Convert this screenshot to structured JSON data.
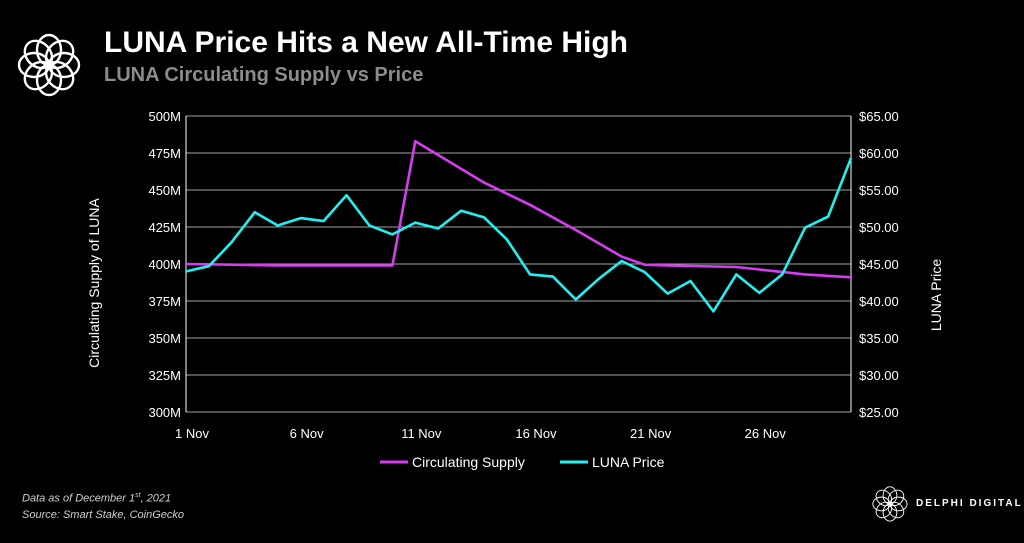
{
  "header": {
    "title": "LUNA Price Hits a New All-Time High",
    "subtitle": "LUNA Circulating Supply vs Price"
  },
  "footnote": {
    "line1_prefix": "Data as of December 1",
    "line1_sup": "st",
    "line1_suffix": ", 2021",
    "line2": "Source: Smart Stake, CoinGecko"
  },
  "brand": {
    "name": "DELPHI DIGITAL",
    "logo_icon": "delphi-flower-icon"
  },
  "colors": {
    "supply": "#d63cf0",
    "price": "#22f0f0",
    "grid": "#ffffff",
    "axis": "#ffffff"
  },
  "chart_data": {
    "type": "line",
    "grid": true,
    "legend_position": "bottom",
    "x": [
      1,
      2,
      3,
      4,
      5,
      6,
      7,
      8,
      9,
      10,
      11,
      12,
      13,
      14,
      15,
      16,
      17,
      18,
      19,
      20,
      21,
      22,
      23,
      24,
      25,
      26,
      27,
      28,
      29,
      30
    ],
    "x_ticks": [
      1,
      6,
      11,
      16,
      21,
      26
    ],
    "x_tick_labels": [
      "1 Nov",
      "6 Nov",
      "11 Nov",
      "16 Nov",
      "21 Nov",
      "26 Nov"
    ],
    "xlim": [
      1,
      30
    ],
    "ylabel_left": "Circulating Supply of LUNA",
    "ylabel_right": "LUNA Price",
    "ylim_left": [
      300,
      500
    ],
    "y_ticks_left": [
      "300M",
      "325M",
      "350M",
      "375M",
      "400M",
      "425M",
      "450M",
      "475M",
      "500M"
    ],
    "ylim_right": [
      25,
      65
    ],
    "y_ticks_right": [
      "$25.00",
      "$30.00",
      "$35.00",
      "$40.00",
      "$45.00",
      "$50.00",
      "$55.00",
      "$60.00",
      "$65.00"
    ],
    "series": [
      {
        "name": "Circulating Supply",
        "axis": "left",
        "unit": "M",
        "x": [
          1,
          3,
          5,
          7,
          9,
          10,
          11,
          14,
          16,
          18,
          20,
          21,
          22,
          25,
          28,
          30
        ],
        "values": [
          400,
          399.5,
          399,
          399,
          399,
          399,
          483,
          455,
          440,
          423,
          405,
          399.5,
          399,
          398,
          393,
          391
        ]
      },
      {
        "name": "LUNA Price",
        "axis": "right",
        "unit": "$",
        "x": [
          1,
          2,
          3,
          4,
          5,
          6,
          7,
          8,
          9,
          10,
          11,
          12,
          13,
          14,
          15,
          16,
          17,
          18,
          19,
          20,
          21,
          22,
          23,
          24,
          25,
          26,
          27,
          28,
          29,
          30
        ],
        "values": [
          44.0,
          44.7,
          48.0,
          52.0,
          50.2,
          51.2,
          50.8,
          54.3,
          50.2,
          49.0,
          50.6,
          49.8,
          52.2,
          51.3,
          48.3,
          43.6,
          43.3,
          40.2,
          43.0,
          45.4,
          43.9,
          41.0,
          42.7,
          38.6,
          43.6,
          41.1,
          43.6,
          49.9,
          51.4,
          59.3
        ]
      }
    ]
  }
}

···

Task requirements. Spot every line that holds "LUNA" and copy it.

Correct response.
    "title": "LUNA Price Hits a New All-Time High",
    "subtitle": "LUNA Circulating Supply vs Price"
    "ylabel_left": "Circulating Supply of LUNA",
    "ylabel_right": "LUNA Price",
        "name": "LUNA Price",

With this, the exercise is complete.